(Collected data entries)
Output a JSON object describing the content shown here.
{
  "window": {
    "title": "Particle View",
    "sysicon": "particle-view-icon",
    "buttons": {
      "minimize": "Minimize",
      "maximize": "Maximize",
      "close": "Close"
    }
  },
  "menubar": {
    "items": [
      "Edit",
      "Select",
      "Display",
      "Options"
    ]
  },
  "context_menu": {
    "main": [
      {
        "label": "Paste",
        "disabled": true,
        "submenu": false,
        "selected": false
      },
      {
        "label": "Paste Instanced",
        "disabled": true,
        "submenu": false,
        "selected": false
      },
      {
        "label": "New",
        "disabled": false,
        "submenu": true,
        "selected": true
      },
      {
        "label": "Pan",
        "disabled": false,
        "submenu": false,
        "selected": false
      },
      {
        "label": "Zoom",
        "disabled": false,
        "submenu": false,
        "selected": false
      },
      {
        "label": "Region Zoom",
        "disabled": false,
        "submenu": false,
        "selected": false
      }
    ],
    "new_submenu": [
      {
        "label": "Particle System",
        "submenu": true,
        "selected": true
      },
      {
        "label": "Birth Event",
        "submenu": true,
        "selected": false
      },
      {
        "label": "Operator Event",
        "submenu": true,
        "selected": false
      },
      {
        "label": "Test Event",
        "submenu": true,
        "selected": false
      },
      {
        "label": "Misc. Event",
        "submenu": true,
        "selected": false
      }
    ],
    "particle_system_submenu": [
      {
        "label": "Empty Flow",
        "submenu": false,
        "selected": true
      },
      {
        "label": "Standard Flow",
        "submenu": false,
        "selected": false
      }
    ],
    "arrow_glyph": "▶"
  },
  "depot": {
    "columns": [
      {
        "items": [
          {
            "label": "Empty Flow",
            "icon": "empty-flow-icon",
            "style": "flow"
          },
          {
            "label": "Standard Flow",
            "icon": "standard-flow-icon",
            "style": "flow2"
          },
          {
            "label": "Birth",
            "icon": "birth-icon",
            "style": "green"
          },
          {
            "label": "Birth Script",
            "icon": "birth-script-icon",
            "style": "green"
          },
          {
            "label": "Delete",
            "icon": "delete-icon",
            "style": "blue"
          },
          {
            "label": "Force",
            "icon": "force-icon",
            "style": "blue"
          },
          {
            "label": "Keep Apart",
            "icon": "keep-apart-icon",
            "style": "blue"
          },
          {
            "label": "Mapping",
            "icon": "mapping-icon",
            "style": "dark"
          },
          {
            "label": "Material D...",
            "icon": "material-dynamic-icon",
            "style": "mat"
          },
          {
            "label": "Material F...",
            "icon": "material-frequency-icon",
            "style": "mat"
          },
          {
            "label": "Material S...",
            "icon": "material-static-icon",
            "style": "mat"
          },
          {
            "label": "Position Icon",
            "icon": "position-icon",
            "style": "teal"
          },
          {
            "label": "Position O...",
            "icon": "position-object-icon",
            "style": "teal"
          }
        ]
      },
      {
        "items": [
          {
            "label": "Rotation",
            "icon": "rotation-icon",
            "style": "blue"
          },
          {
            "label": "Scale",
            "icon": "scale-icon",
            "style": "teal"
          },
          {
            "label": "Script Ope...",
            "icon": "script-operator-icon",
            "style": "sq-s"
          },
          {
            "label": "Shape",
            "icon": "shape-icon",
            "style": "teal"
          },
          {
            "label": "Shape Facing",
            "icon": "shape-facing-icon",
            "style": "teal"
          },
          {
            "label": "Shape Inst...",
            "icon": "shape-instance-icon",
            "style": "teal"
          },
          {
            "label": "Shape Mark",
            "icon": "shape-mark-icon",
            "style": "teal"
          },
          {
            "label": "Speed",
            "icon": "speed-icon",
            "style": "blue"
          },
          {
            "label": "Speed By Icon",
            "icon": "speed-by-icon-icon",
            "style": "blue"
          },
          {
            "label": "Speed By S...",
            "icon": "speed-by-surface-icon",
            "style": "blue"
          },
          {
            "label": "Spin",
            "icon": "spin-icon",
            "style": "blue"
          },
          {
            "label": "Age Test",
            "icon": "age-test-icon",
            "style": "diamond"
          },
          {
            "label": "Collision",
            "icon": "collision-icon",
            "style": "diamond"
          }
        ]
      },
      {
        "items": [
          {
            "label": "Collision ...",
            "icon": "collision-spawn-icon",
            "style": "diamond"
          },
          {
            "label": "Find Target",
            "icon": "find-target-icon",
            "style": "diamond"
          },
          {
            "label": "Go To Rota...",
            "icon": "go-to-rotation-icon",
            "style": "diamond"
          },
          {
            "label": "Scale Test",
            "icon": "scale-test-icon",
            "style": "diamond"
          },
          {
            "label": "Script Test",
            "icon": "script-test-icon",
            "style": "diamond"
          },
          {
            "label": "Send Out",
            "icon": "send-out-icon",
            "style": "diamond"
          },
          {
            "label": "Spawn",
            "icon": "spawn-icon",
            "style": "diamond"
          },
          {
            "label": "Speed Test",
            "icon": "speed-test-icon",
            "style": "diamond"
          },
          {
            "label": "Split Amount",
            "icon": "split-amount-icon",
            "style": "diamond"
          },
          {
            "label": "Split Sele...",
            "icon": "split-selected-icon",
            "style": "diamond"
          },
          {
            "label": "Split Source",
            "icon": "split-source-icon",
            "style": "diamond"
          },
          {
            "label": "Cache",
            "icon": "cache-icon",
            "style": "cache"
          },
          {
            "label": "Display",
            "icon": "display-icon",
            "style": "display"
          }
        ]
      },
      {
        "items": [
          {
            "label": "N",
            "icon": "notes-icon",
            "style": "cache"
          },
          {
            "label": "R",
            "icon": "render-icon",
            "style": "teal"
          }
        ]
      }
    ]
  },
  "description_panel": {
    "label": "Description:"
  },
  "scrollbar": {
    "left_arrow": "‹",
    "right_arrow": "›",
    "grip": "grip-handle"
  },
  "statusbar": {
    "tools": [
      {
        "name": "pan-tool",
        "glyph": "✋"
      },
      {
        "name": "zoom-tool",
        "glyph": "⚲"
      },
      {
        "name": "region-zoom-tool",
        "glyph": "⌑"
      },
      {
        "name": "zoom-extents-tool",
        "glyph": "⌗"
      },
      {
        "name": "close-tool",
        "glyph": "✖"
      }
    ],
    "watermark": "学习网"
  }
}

- Written problem
Copy every line verbatim.

- Answer to the exercise
Output a JSON object describing the content shown here.
{
  "window": {
    "title": "Particle View",
    "sysicon": "particle-view-icon",
    "buttons": {
      "minimize": "Minimize",
      "maximize": "Maximize",
      "close": "Close"
    }
  },
  "menubar": {
    "items": [
      "Edit",
      "Select",
      "Display",
      "Options"
    ]
  },
  "context_menu": {
    "main": [
      {
        "label": "Paste",
        "disabled": true,
        "submenu": false,
        "selected": false
      },
      {
        "label": "Paste Instanced",
        "disabled": true,
        "submenu": false,
        "selected": false
      },
      {
        "label": "New",
        "disabled": false,
        "submenu": true,
        "selected": true
      },
      {
        "label": "Pan",
        "disabled": false,
        "submenu": false,
        "selected": false
      },
      {
        "label": "Zoom",
        "disabled": false,
        "submenu": false,
        "selected": false
      },
      {
        "label": "Region Zoom",
        "disabled": false,
        "submenu": false,
        "selected": false
      }
    ],
    "new_submenu": [
      {
        "label": "Particle System",
        "submenu": true,
        "selected": true
      },
      {
        "label": "Birth Event",
        "submenu": true,
        "selected": false
      },
      {
        "label": "Operator Event",
        "submenu": true,
        "selected": false
      },
      {
        "label": "Test Event",
        "submenu": true,
        "selected": false
      },
      {
        "label": "Misc. Event",
        "submenu": true,
        "selected": false
      }
    ],
    "particle_system_submenu": [
      {
        "label": "Empty Flow",
        "submenu": false,
        "selected": true
      },
      {
        "label": "Standard Flow",
        "submenu": false,
        "selected": false
      }
    ],
    "arrow_glyph": "▶"
  },
  "depot": {
    "columns": [
      {
        "items": [
          {
            "label": "Empty Flow",
            "icon": "empty-flow-icon",
            "style": "flow"
          },
          {
            "label": "Standard Flow",
            "icon": "standard-flow-icon",
            "style": "flow2"
          },
          {
            "label": "Birth",
            "icon": "birth-icon",
            "style": "green"
          },
          {
            "label": "Birth Script",
            "icon": "birth-script-icon",
            "style": "green"
          },
          {
            "label": "Delete",
            "icon": "delete-icon",
            "style": "blue"
          },
          {
            "label": "Force",
            "icon": "force-icon",
            "style": "blue"
          },
          {
            "label": "Keep Apart",
            "icon": "keep-apart-icon",
            "style": "blue"
          },
          {
            "label": "Mapping",
            "icon": "mapping-icon",
            "style": "dark"
          },
          {
            "label": "Material D...",
            "icon": "material-dynamic-icon",
            "style": "mat"
          },
          {
            "label": "Material F...",
            "icon": "material-frequency-icon",
            "style": "mat"
          },
          {
            "label": "Material S...",
            "icon": "material-static-icon",
            "style": "mat"
          },
          {
            "label": "Position Icon",
            "icon": "position-icon",
            "style": "teal"
          },
          {
            "label": "Position O...",
            "icon": "position-object-icon",
            "style": "teal"
          }
        ]
      },
      {
        "items": [
          {
            "label": "Rotation",
            "icon": "rotation-icon",
            "style": "blue"
          },
          {
            "label": "Scale",
            "icon": "scale-icon",
            "style": "teal"
          },
          {
            "label": "Script Ope...",
            "icon": "script-operator-icon",
            "style": "sq-s"
          },
          {
            "label": "Shape",
            "icon": "shape-icon",
            "style": "teal"
          },
          {
            "label": "Shape Facing",
            "icon": "shape-facing-icon",
            "style": "teal"
          },
          {
            "label": "Shape Inst...",
            "icon": "shape-instance-icon",
            "style": "teal"
          },
          {
            "label": "Shape Mark",
            "icon": "shape-mark-icon",
            "style": "teal"
          },
          {
            "label": "Speed",
            "icon": "speed-icon",
            "style": "blue"
          },
          {
            "label": "Speed By Icon",
            "icon": "speed-by-icon-icon",
            "style": "blue"
          },
          {
            "label": "Speed By S...",
            "icon": "speed-by-surface-icon",
            "style": "blue"
          },
          {
            "label": "Spin",
            "icon": "spin-icon",
            "style": "blue"
          },
          {
            "label": "Age Test",
            "icon": "age-test-icon",
            "style": "diamond"
          },
          {
            "label": "Collision",
            "icon": "collision-icon",
            "style": "diamond"
          }
        ]
      },
      {
        "items": [
          {
            "label": "Collision ...",
            "icon": "collision-spawn-icon",
            "style": "diamond"
          },
          {
            "label": "Find Target",
            "icon": "find-target-icon",
            "style": "diamond"
          },
          {
            "label": "Go To Rota...",
            "icon": "go-to-rotation-icon",
            "style": "diamond"
          },
          {
            "label": "Scale Test",
            "icon": "scale-test-icon",
            "style": "diamond"
          },
          {
            "label": "Script Test",
            "icon": "script-test-icon",
            "style": "diamond"
          },
          {
            "label": "Send Out",
            "icon": "send-out-icon",
            "style": "diamond"
          },
          {
            "label": "Spawn",
            "icon": "spawn-icon",
            "style": "diamond"
          },
          {
            "label": "Speed Test",
            "icon": "speed-test-icon",
            "style": "diamond"
          },
          {
            "label": "Split Amount",
            "icon": "split-amount-icon",
            "style": "diamond"
          },
          {
            "label": "Split Sele...",
            "icon": "split-selected-icon",
            "style": "diamond"
          },
          {
            "label": "Split Source",
            "icon": "split-source-icon",
            "style": "diamond"
          },
          {
            "label": "Cache",
            "icon": "cache-icon",
            "style": "cache"
          },
          {
            "label": "Display",
            "icon": "display-icon",
            "style": "display"
          }
        ]
      },
      {
        "items": [
          {
            "label": "N",
            "icon": "notes-icon",
            "style": "cache"
          },
          {
            "label": "R",
            "icon": "render-icon",
            "style": "teal"
          }
        ]
      }
    ]
  },
  "description_panel": {
    "label": "Description:"
  },
  "scrollbar": {
    "left_arrow": "‹",
    "right_arrow": "›",
    "grip": "grip-handle"
  },
  "statusbar": {
    "tools": [
      {
        "name": "pan-tool",
        "glyph": "✋"
      },
      {
        "name": "zoom-tool",
        "glyph": "⚲"
      },
      {
        "name": "region-zoom-tool",
        "glyph": "⌑"
      },
      {
        "name": "zoom-extents-tool",
        "glyph": "⌗"
      },
      {
        "name": "close-tool",
        "glyph": "✖"
      }
    ],
    "watermark": "学习网"
  }
}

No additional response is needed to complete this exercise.